Dataset records:
====

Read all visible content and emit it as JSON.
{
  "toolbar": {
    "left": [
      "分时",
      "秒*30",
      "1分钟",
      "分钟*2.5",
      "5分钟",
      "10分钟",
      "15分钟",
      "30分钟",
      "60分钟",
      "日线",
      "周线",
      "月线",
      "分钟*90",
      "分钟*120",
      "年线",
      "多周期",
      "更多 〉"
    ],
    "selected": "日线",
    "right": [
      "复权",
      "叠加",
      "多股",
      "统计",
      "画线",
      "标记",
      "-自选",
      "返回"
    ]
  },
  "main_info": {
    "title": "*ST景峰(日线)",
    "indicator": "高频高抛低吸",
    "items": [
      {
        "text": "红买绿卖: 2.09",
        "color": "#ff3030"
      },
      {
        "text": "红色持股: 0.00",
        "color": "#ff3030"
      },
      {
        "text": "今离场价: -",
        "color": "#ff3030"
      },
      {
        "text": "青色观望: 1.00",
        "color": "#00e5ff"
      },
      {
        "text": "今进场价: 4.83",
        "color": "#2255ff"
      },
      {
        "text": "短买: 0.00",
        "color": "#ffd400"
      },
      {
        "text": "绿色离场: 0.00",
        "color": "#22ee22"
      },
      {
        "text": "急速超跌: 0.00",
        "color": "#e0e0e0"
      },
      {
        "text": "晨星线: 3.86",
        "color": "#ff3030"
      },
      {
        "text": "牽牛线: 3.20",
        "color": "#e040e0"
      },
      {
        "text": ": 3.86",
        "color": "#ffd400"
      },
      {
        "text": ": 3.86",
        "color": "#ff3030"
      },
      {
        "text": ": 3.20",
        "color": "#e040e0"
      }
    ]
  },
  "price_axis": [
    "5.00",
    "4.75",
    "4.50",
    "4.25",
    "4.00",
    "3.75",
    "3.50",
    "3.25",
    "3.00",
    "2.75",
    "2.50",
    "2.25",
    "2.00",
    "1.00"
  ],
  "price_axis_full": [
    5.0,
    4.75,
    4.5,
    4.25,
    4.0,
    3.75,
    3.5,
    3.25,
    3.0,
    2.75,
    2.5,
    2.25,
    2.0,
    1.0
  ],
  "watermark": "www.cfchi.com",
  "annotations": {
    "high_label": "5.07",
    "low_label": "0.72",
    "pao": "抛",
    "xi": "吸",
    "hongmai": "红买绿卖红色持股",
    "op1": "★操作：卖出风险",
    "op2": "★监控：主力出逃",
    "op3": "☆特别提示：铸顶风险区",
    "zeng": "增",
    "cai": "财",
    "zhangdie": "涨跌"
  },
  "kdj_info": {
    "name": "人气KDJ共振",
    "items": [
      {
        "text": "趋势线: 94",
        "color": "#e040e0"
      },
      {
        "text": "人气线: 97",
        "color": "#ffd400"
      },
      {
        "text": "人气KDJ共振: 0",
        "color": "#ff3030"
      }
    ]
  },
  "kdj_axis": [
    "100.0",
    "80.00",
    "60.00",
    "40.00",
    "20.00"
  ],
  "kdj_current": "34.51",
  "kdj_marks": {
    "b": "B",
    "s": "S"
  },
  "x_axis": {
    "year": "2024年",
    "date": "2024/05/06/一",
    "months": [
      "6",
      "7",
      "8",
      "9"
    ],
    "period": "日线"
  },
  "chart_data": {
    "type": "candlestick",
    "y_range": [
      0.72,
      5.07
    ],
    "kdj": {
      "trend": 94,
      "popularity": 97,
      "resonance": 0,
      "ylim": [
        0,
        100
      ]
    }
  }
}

====

## WHAT THE TASK ASKS
Output every record above exactly as it appears.

## OUTPUT FOR THIS TASK
Read all visible content and emit it as JSON.
{
  "toolbar": {
    "left": [
      "分时",
      "秒*30",
      "1分钟",
      "分钟*2.5",
      "5分钟",
      "10分钟",
      "15分钟",
      "30分钟",
      "60分钟",
      "日线",
      "周线",
      "月线",
      "分钟*90",
      "分钟*120",
      "年线",
      "多周期",
      "更多 〉"
    ],
    "selected": "日线",
    "right": [
      "复权",
      "叠加",
      "多股",
      "统计",
      "画线",
      "标记",
      "-自选",
      "返回"
    ]
  },
  "main_info": {
    "title": "*ST景峰(日线)",
    "indicator": "高频高抛低吸",
    "items": [
      {
        "text": "红买绿卖: 2.09",
        "color": "#ff3030"
      },
      {
        "text": "红色持股: 0.00",
        "color": "#ff3030"
      },
      {
        "text": "今离场价: -",
        "color": "#ff3030"
      },
      {
        "text": "青色观望: 1.00",
        "color": "#00e5ff"
      },
      {
        "text": "今进场价: 4.83",
        "color": "#2255ff"
      },
      {
        "text": "短买: 0.00",
        "color": "#ffd400"
      },
      {
        "text": "绿色离场: 0.00",
        "color": "#22ee22"
      },
      {
        "text": "急速超跌: 0.00",
        "color": "#e0e0e0"
      },
      {
        "text": "晨星线: 3.86",
        "color": "#ff3030"
      },
      {
        "text": "牽牛线: 3.20",
        "color": "#e040e0"
      },
      {
        "text": ": 3.86",
        "color": "#ffd400"
      },
      {
        "text": ": 3.86",
        "color": "#ff3030"
      },
      {
        "text": ": 3.20",
        "color": "#e040e0"
      }
    ]
  },
  "price_axis": [
    "5.00",
    "4.75",
    "4.50",
    "4.25",
    "4.00",
    "3.75",
    "3.50",
    "3.25",
    "3.00",
    "2.75",
    "2.50",
    "2.25",
    "2.00",
    "1.00"
  ],
  "price_axis_full": [
    5.0,
    4.75,
    4.5,
    4.25,
    4.0,
    3.75,
    3.5,
    3.25,
    3.0,
    2.75,
    2.5,
    2.25,
    2.0,
    1.0
  ],
  "watermark": "www.cfchi.com",
  "annotations": {
    "high_label": "5.07",
    "low_label": "0.72",
    "pao": "抛",
    "xi": "吸",
    "hongmai": "红买绿卖红色持股",
    "op1": "★操作：卖出风险",
    "op2": "★监控：主力出逃",
    "op3": "☆特别提示：铸顶风险区",
    "zeng": "增",
    "cai": "财",
    "zhangdie": "涨跌"
  },
  "kdj_info": {
    "name": "人气KDJ共振",
    "items": [
      {
        "text": "趋势线: 94",
        "color": "#e040e0"
      },
      {
        "text": "人气线: 97",
        "color": "#ffd400"
      },
      {
        "text": "人气KDJ共振: 0",
        "color": "#ff3030"
      }
    ]
  },
  "kdj_axis": [
    "100.0",
    "80.00",
    "60.00",
    "40.00",
    "20.00"
  ],
  "kdj_current": "34.51",
  "kdj_marks": {
    "b": "B",
    "s": "S"
  },
  "x_axis": {
    "year": "2024年",
    "date": "2024/05/06/一",
    "months": [
      "6",
      "7",
      "8",
      "9"
    ],
    "period": "日线"
  },
  "chart_data": {
    "type": "candlestick",
    "y_range": [
      0.72,
      5.07
    ],
    "kdj": {
      "trend": 94,
      "popularity": 97,
      "resonance": 0,
      "ylim": [
        0,
        100
      ]
    }
  }
}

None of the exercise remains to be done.